### Aim of the task
All entries must be repeated exactly; do not include the pictures.

=== Given records ===

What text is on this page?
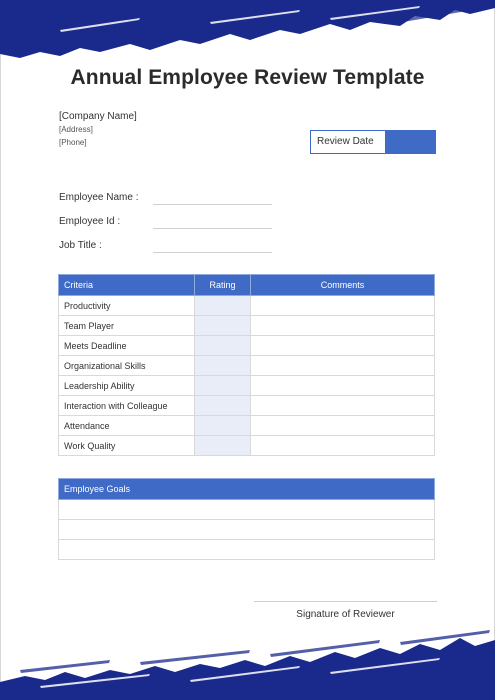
Annual Employee Review Template
[Company Name]
[Address]
[Phone]	Review Date
Employee Name :
Employee Id :
Job Title :
Criteria	Rating	Comments
Productivity		
Team Player		
Meets Deadline		
Organizational Skills		
Leadership Ability		
Interaction with Colleague		
Attendance		
Work Quality		
Employee Goals

Signature of Reviewer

===

### Task response
What text is on this page?
Annual Employee Review Template
[Company Name]
[Address]
[Phone]	Review Date
Employee Name :
Employee Id :
Job Title :
Criteria	Rating	Comments
Productivity		
Team Player		
Meets Deadline		
Organizational Skills		
Leadership Ability		
Interaction with Colleague		
Attendance		
Work Quality		
Employee Goals

Signature of Reviewer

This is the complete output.